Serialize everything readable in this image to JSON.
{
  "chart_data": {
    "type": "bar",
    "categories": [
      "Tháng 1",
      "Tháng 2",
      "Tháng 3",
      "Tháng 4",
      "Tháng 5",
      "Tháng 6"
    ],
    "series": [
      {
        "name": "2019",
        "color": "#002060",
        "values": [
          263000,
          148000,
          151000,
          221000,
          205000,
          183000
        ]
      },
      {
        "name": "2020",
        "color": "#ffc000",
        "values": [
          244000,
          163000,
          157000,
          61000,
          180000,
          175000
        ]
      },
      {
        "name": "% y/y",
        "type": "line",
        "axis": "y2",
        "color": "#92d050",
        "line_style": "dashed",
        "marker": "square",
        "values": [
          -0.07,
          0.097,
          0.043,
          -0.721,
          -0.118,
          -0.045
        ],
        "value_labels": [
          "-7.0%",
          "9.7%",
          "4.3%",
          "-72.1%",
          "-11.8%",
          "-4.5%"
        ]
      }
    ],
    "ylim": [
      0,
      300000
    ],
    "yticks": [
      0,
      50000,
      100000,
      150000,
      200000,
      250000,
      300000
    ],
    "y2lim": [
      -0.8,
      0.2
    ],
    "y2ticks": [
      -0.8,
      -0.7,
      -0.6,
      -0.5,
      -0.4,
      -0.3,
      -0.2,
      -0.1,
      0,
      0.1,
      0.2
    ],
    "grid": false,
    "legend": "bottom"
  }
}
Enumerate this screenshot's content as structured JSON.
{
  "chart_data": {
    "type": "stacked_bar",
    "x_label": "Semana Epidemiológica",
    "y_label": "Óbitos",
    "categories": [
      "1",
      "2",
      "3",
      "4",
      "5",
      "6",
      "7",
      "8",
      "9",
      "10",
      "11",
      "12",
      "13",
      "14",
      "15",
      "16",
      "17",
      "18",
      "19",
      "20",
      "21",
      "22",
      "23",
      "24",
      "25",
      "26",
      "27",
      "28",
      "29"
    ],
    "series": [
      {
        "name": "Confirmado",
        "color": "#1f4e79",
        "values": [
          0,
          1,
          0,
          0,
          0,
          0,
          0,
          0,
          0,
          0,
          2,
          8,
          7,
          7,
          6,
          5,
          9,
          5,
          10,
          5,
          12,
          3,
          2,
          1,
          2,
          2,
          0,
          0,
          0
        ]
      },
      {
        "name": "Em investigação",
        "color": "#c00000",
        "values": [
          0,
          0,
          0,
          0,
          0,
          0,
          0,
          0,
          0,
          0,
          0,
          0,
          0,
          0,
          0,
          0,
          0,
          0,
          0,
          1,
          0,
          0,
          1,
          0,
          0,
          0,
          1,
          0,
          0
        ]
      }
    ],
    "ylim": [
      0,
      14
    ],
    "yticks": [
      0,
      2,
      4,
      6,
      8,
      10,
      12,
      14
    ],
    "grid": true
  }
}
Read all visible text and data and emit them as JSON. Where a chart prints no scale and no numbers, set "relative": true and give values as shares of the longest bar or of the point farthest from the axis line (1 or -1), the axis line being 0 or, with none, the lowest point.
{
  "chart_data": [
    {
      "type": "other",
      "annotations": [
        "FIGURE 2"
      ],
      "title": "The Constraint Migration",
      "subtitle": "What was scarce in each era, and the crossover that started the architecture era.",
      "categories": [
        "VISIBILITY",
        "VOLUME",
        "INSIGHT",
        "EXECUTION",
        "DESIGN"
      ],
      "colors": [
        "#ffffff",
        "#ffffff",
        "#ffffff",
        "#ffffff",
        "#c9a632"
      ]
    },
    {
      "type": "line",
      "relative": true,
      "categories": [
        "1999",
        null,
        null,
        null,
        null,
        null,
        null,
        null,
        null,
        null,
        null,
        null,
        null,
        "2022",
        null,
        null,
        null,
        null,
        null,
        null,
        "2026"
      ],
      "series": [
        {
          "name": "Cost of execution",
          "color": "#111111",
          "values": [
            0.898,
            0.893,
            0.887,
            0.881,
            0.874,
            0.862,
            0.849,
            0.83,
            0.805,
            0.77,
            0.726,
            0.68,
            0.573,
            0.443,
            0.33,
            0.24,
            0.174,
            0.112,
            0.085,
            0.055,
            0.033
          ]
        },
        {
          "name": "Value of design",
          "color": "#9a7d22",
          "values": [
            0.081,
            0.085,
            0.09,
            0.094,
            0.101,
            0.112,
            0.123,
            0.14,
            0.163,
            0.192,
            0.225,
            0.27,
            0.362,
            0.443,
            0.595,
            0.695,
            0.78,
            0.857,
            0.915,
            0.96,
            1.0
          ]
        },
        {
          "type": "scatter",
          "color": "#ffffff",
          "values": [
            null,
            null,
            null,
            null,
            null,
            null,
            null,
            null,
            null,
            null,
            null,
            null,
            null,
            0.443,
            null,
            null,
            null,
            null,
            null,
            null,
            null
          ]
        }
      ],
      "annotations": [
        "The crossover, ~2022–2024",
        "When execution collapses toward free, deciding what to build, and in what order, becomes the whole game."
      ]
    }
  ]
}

========================

#### [What the task requires]
Restate the data above word for word, please.

#### [Answer to this exercise]
Serialize everything readable in this image to JSON.
{
  "chart_data": {
    "type": "bar",
    "categories": [
      "Tháng 1",
      "Tháng 2",
      "Tháng 3",
      "Tháng 4",
      "Tháng 5",
      "Tháng 6"
    ],
    "series": [
      {
        "name": "2019",
        "color": "#002060",
        "values": [
          263000,
          148000,
          151000,
          221000,
          205000,
          183000
        ]
      },
      {
        "name": "2020",
        "color": "#ffc000",
        "values": [
          244000,
          163000,
          157000,
          61000,
          180000,
          175000
        ]
      },
      {
        "name": "% y/y",
        "type": "line",
        "axis": "y2",
        "color": "#92d050",
        "line_style": "dashed",
        "marker": "square",
        "values": [
          -0.07,
          0.097,
          0.043,
          -0.721,
          -0.118,
          -0.045
        ],
        "value_labels": [
          "-7.0%",
          "9.7%",
          "4.3%",
          "-72.1%",
          "-11.8%",
          "-4.5%"
        ]
      }
    ],
    "ylim": [
      0,
      300000
    ],
    "yticks": [
      0,
      50000,
      100000,
      150000,
      200000,
      250000,
      300000
    ],
    "y2lim": [
      -0.8,
      0.2
    ],
    "y2ticks": [
      -0.8,
      -0.7,
      -0.6,
      -0.5,
      -0.4,
      -0.3,
      -0.2,
      -0.1,
      0,
      0.1,
      0.2
    ],
    "grid": false,
    "legend": "bottom"
  }
}
Enumerate this screenshot's content as structured JSON.
{
  "chart_data": {
    "type": "stacked_bar",
    "x_label": "Semana Epidemiológica",
    "y_label": "Óbitos",
    "categories": [
      "1",
      "2",
      "3",
      "4",
      "5",
      "6",
      "7",
      "8",
      "9",
      "10",
      "11",
      "12",
      "13",
      "14",
      "15",
      "16",
      "17",
      "18",
      "19",
      "20",
      "21",
      "22",
      "23",
      "24",
      "25",
      "26",
      "27",
      "28",
      "29"
    ],
    "series": [
      {
        "name": "Confirmado",
        "color": "#1f4e79",
        "values": [
          0,
          1,
          0,
          0,
          0,
          0,
          0,
          0,
          0,
          0,
          2,
          8,
          7,
          7,
          6,
          5,
          9,
          5,
          10,
          5,
          12,
          3,
          2,
          1,
          2,
          2,
          0,
          0,
          0
        ]
      },
      {
        "name": "Em investigação",
        "color": "#c00000",
        "values": [
          0,
          0,
          0,
          0,
          0,
          0,
          0,
          0,
          0,
          0,
          0,
          0,
          0,
          0,
          0,
          0,
          0,
          0,
          0,
          1,
          0,
          0,
          1,
          0,
          0,
          0,
          1,
          0,
          0
        ]
      }
    ],
    "ylim": [
      0,
      14
    ],
    "yticks": [
      0,
      2,
      4,
      6,
      8,
      10,
      12,
      14
    ],
    "grid": true
  }
}
Read all visible text and data and emit them as JSON. Where a chart prints no scale and no numbers, set "relative": true and give values as shares of the longest bar or of the point farthest from the axis line (1 or -1), the axis line being 0 or, with none, the lowest point.
{
  "chart_data": [
    {
      "type": "other",
      "annotations": [
        "FIGURE 2"
      ],
      "title": "The Constraint Migration",
      "subtitle": "What was scarce in each era, and the crossover that started the architecture era.",
      "categories": [
        "VISIBILITY",
        "VOLUME",
        "INSIGHT",
        "EXECUTION",
        "DESIGN"
      ],
      "colors": [
        "#ffffff",
        "#ffffff",
        "#ffffff",
        "#ffffff",
        "#c9a632"
      ]
    },
    {
      "type": "line",
      "relative": true,
      "categories": [
        "1999",
        null,
        null,
        null,
        null,
        null,
        null,
        null,
        null,
        null,
        null,
        null,
        null,
        "2022",
        null,
        null,
        null,
        null,
        null,
        null,
        "2026"
      ],
      "series": [
        {
          "name": "Cost of execution",
          "color": "#111111",
          "values": [
            0.898,
            0.893,
            0.887,
            0.881,
            0.874,
            0.862,
            0.849,
            0.83,
            0.805,
            0.77,
            0.726,
            0.68,
            0.573,
            0.443,
            0.33,
            0.24,
            0.174,
            0.112,
            0.085,
            0.055,
            0.033
          ]
        },
        {
          "name": "Value of design",
          "color": "#9a7d22",
          "values": [
            0.081,
            0.085,
            0.09,
            0.094,
            0.101,
            0.112,
            0.123,
            0.14,
            0.163,
            0.192,
            0.225,
            0.27,
            0.362,
            0.443,
            0.595,
            0.695,
            0.78,
            0.857,
            0.915,
            0.96,
            1.0
          ]
        },
        {
          "type": "scatter",
          "color": "#ffffff",
          "values": [
            null,
            null,
            null,
            null,
            null,
            null,
            null,
            null,
            null,
            null,
            null,
            null,
            null,
            0.443,
            null,
            null,
            null,
            null,
            null,
            null,
            null
          ]
        }
      ],
      "annotations": [
        "The crossover, ~2022–2024",
        "When execution collapses toward free, deciding what to build, and in what order, becomes the whole game."
      ]
    }
  ]
}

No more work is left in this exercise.